→ **Data section**

· · ·

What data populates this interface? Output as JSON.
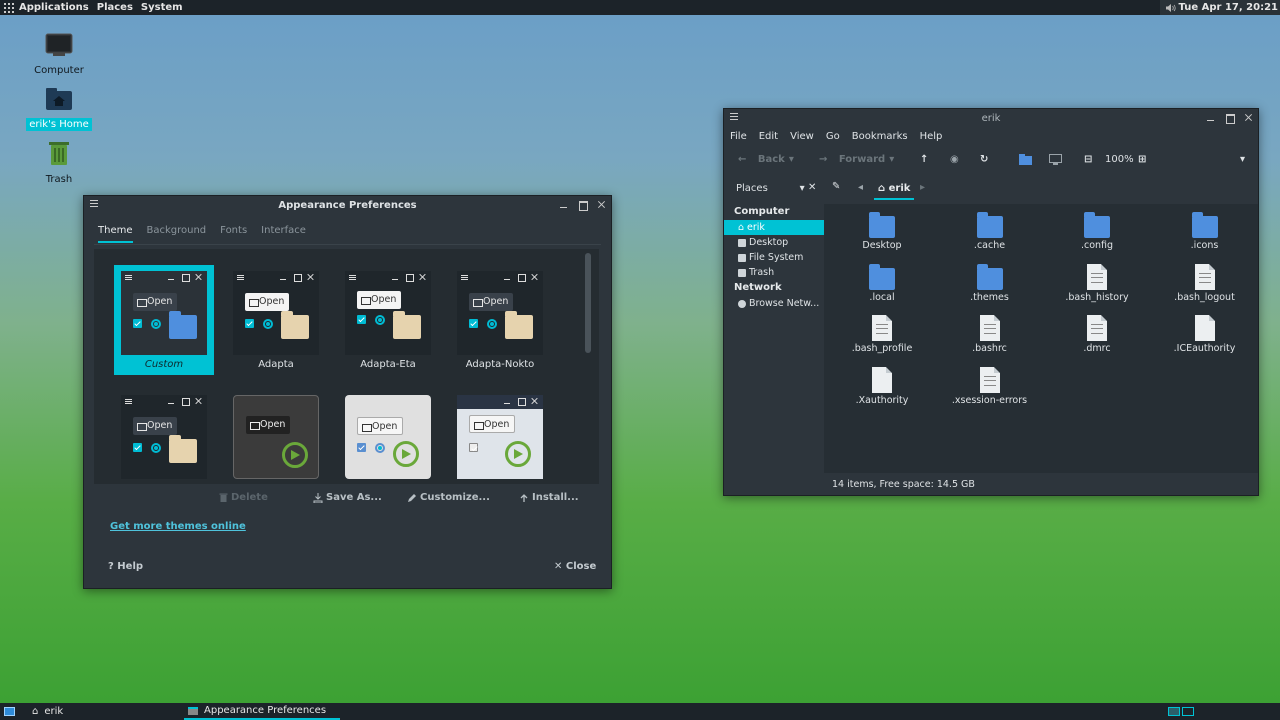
{
  "top_panel": {
    "menus": [
      "Applications",
      "Places",
      "System"
    ],
    "clock": "Tue Apr 17, 20:21"
  },
  "desktop": {
    "icons": [
      {
        "label": "Computer"
      },
      {
        "label": "erik's Home"
      },
      {
        "label": "Trash"
      }
    ]
  },
  "appearance": {
    "title": "Appearance Preferences",
    "tabs": [
      "Theme",
      "Background",
      "Fonts",
      "Interface"
    ],
    "open_label": "Open",
    "themes": [
      {
        "name": "Custom"
      },
      {
        "name": "Adapta"
      },
      {
        "name": "Adapta-Eta"
      },
      {
        "name": "Adapta-Nokto"
      }
    ],
    "actions": {
      "delete": "Delete",
      "save_as": "Save As...",
      "customize": "Customize...",
      "install": "Install..."
    },
    "get_more": "Get more themes online",
    "help": "Help",
    "close": "Close"
  },
  "file_manager": {
    "title": "erik",
    "menus": [
      "File",
      "Edit",
      "View",
      "Go",
      "Bookmarks",
      "Help"
    ],
    "toolbar": {
      "back": "Back",
      "forward": "Forward",
      "zoom": "100%"
    },
    "places_label": "Places",
    "breadcrumb": "erik",
    "sidebar": {
      "computer_header": "Computer",
      "computer_items": [
        "erik",
        "Desktop",
        "File System",
        "Trash"
      ],
      "network_header": "Network",
      "network_items": [
        "Browse Netw..."
      ]
    },
    "files": [
      {
        "name": "Desktop",
        "type": "folder"
      },
      {
        "name": ".cache",
        "type": "folder"
      },
      {
        "name": ".config",
        "type": "folder"
      },
      {
        "name": ".icons",
        "type": "folder"
      },
      {
        "name": ".local",
        "type": "folder"
      },
      {
        "name": ".themes",
        "type": "folder"
      },
      {
        "name": ".bash_history",
        "type": "doc"
      },
      {
        "name": ".bash_logout",
        "type": "doc"
      },
      {
        "name": ".bash_profile",
        "type": "doc"
      },
      {
        "name": ".bashrc",
        "type": "doc"
      },
      {
        "name": ".dmrc",
        "type": "doc"
      },
      {
        "name": ".ICEauthority",
        "type": "blank"
      },
      {
        "name": ".Xauthority",
        "type": "blank"
      },
      {
        "name": ".xsession-errors",
        "type": "doc"
      }
    ],
    "status": "14 items, Free space: 14.5 GB"
  },
  "taskbar": {
    "tasks": [
      "erik",
      "Appearance Preferences"
    ]
  },
  "colors": {
    "accent": "#00c2d4",
    "panel": "#1c2329",
    "window": "#2d353c"
  }
}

· · ·

→ **Aim of the exercise**
From the records given above, reproduce all text exactly and exclude each picture.

→ **Response**
What data populates this interface? Output as JSON.
{
  "top_panel": {
    "menus": [
      "Applications",
      "Places",
      "System"
    ],
    "clock": "Tue Apr 17, 20:21"
  },
  "desktop": {
    "icons": [
      {
        "label": "Computer"
      },
      {
        "label": "erik's Home"
      },
      {
        "label": "Trash"
      }
    ]
  },
  "appearance": {
    "title": "Appearance Preferences",
    "tabs": [
      "Theme",
      "Background",
      "Fonts",
      "Interface"
    ],
    "open_label": "Open",
    "themes": [
      {
        "name": "Custom"
      },
      {
        "name": "Adapta"
      },
      {
        "name": "Adapta-Eta"
      },
      {
        "name": "Adapta-Nokto"
      }
    ],
    "actions": {
      "delete": "Delete",
      "save_as": "Save As...",
      "customize": "Customize...",
      "install": "Install..."
    },
    "get_more": "Get more themes online",
    "help": "Help",
    "close": "Close"
  },
  "file_manager": {
    "title": "erik",
    "menus": [
      "File",
      "Edit",
      "View",
      "Go",
      "Bookmarks",
      "Help"
    ],
    "toolbar": {
      "back": "Back",
      "forward": "Forward",
      "zoom": "100%"
    },
    "places_label": "Places",
    "breadcrumb": "erik",
    "sidebar": {
      "computer_header": "Computer",
      "computer_items": [
        "erik",
        "Desktop",
        "File System",
        "Trash"
      ],
      "network_header": "Network",
      "network_items": [
        "Browse Netw..."
      ]
    },
    "files": [
      {
        "name": "Desktop",
        "type": "folder"
      },
      {
        "name": ".cache",
        "type": "folder"
      },
      {
        "name": ".config",
        "type": "folder"
      },
      {
        "name": ".icons",
        "type": "folder"
      },
      {
        "name": ".local",
        "type": "folder"
      },
      {
        "name": ".themes",
        "type": "folder"
      },
      {
        "name": ".bash_history",
        "type": "doc"
      },
      {
        "name": ".bash_logout",
        "type": "doc"
      },
      {
        "name": ".bash_profile",
        "type": "doc"
      },
      {
        "name": ".bashrc",
        "type": "doc"
      },
      {
        "name": ".dmrc",
        "type": "doc"
      },
      {
        "name": ".ICEauthority",
        "type": "blank"
      },
      {
        "name": ".Xauthority",
        "type": "blank"
      },
      {
        "name": ".xsession-errors",
        "type": "doc"
      }
    ],
    "status": "14 items, Free space: 14.5 GB"
  },
  "taskbar": {
    "tasks": [
      "erik",
      "Appearance Preferences"
    ]
  },
  "colors": {
    "accent": "#00c2d4",
    "panel": "#1c2329",
    "window": "#2d353c"
  }
}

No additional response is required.